WORK INSTRUCTIONS
Gather, from the listing beneath this task, every line holding the string "title".

_ _ _ _ _

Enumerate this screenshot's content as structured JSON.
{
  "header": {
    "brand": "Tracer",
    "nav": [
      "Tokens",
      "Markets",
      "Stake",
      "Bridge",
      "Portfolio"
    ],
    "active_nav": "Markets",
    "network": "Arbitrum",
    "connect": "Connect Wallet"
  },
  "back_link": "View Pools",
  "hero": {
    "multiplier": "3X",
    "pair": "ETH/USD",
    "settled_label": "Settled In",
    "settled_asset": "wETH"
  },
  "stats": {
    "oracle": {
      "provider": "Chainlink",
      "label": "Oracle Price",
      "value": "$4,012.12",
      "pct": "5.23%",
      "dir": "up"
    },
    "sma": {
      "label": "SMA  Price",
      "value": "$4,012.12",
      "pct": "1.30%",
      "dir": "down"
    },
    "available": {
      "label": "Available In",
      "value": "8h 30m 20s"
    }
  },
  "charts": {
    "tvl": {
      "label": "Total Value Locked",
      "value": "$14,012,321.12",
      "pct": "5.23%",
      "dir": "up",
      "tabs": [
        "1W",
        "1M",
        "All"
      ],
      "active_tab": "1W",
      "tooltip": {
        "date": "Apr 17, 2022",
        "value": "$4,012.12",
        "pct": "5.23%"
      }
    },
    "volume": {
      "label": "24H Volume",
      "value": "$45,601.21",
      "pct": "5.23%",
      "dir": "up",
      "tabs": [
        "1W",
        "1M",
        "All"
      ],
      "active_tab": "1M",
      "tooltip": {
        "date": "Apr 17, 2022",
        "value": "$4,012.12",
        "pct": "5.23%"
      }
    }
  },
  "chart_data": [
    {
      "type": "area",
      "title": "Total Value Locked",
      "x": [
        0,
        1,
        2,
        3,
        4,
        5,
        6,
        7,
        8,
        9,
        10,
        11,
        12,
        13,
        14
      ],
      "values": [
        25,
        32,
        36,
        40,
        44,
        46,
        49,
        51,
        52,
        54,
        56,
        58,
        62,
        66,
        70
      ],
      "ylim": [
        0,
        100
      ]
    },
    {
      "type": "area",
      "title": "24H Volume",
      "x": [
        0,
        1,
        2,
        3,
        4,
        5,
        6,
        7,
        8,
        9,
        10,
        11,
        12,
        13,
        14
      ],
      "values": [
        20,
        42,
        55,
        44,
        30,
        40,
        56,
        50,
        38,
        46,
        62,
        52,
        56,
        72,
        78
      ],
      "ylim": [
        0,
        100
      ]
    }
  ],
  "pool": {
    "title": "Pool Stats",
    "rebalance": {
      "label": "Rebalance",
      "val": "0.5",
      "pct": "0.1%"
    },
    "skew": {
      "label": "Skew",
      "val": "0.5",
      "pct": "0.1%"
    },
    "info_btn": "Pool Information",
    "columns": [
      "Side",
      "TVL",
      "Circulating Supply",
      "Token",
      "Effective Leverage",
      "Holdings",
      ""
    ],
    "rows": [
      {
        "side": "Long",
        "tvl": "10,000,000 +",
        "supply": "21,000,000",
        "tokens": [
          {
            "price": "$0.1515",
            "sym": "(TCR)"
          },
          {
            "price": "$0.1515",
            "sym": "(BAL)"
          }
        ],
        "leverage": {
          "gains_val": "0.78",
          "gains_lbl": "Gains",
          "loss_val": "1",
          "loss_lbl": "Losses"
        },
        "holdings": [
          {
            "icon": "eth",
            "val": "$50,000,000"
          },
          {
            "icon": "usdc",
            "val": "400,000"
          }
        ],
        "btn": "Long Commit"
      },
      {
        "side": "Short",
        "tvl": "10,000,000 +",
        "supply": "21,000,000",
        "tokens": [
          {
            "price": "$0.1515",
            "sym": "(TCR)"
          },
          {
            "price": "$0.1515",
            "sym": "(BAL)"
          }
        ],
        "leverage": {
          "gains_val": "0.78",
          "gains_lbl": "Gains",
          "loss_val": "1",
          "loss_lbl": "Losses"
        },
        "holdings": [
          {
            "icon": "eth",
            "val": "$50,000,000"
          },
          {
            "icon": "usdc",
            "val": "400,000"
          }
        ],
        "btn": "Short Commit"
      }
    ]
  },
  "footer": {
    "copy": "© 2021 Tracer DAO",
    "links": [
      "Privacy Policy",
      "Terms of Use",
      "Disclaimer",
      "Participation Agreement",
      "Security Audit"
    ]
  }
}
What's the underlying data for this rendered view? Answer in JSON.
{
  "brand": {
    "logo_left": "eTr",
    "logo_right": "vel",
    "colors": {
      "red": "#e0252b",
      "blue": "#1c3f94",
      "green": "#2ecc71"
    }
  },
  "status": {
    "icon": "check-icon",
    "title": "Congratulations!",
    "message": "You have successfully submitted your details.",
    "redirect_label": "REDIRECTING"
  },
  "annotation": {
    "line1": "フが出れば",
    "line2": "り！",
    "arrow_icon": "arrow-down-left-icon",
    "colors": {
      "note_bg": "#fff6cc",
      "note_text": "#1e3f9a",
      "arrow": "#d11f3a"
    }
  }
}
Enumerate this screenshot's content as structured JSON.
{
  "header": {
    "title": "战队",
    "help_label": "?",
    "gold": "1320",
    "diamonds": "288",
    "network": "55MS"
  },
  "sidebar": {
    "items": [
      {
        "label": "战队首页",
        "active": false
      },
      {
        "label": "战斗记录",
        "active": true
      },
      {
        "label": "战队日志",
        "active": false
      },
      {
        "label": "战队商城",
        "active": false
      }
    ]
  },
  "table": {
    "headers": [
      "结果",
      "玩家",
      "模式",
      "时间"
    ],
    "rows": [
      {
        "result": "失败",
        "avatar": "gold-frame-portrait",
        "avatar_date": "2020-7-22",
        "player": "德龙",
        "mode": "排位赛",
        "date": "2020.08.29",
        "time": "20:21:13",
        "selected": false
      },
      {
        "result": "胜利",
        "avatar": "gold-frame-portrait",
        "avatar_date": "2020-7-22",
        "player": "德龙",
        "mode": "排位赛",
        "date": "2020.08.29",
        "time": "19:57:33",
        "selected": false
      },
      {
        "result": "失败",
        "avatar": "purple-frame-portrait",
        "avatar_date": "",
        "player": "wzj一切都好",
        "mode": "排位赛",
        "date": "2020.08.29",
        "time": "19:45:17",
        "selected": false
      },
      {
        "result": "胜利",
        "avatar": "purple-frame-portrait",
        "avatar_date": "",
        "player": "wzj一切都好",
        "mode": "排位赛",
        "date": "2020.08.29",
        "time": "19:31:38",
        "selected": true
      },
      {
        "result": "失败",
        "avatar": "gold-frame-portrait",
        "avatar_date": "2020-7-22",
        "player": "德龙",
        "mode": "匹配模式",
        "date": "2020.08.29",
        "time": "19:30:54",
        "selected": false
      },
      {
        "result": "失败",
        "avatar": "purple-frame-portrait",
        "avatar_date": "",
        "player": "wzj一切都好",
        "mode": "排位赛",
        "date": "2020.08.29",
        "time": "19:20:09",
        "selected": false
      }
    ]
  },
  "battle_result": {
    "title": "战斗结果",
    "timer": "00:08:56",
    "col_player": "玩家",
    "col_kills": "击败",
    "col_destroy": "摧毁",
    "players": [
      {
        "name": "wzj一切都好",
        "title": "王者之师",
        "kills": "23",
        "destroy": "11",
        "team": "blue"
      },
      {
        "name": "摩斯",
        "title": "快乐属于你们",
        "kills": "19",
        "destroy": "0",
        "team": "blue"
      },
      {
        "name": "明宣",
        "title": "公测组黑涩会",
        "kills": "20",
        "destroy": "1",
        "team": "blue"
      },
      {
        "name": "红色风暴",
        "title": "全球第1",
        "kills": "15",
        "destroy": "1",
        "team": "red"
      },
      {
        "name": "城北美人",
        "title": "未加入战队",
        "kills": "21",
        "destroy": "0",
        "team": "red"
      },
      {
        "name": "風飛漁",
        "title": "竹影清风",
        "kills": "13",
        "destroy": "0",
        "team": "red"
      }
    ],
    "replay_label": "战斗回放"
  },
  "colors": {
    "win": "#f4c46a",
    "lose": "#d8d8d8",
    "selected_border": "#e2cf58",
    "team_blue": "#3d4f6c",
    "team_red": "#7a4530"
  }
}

_ _ _ _ _

RESPONSE FOR THIS EXERCISE
      "title": "Total Value Locked",
      "title": "24H Volume",
    "title": "Pool Stats",
    "title": "Congratulations!",
    "title": "战队",
    "title": "战斗结果",
        "title": "王者之师",
        "title": "快乐属于你们",
        "title": "公测组黑涩会",
        "title": "全球第1",
        "title": "未加入战队",
        "title": "竹影清风",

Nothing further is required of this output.